For each line in the data below that holds "index", return a copy.
↓↓↓
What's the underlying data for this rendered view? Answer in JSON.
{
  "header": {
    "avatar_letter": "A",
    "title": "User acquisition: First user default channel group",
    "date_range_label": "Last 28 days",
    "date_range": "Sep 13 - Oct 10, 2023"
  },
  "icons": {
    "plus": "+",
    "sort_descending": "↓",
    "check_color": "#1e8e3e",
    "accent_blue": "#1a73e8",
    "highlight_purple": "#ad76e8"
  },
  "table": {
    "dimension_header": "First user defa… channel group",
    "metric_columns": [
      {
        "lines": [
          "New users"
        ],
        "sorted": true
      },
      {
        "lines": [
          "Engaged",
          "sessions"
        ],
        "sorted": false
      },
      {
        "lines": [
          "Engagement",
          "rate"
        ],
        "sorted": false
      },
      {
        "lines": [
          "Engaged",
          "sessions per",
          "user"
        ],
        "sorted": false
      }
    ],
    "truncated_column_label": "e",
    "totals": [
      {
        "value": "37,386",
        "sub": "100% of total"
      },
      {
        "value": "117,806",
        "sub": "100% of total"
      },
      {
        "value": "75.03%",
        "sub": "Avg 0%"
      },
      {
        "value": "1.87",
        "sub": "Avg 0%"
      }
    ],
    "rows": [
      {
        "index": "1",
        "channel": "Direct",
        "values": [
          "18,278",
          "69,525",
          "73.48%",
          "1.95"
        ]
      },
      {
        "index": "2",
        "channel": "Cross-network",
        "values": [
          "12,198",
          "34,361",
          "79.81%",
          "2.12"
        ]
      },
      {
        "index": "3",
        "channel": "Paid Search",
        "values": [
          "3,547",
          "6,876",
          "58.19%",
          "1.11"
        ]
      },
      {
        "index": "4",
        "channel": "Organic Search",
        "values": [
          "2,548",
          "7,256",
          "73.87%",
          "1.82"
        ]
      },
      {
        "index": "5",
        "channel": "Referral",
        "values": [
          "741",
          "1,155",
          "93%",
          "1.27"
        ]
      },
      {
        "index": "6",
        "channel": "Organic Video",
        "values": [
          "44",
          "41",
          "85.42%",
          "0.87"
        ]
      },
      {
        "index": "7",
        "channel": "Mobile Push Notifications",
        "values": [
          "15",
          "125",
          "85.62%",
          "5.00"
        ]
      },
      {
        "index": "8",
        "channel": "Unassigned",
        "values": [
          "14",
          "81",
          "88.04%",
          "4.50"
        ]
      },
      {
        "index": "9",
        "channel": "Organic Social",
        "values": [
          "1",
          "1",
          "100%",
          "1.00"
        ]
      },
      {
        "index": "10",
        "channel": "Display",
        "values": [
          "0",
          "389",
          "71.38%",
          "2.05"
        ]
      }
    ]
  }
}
↑↑↑
■ Completed exercise
        "index": "1",
        "index": "2",
        "index": "3",
        "index": "4",
        "index": "5",
        "index": "6",
        "index": "7",
        "index": "8",
        "index": "9",
        "index": "10",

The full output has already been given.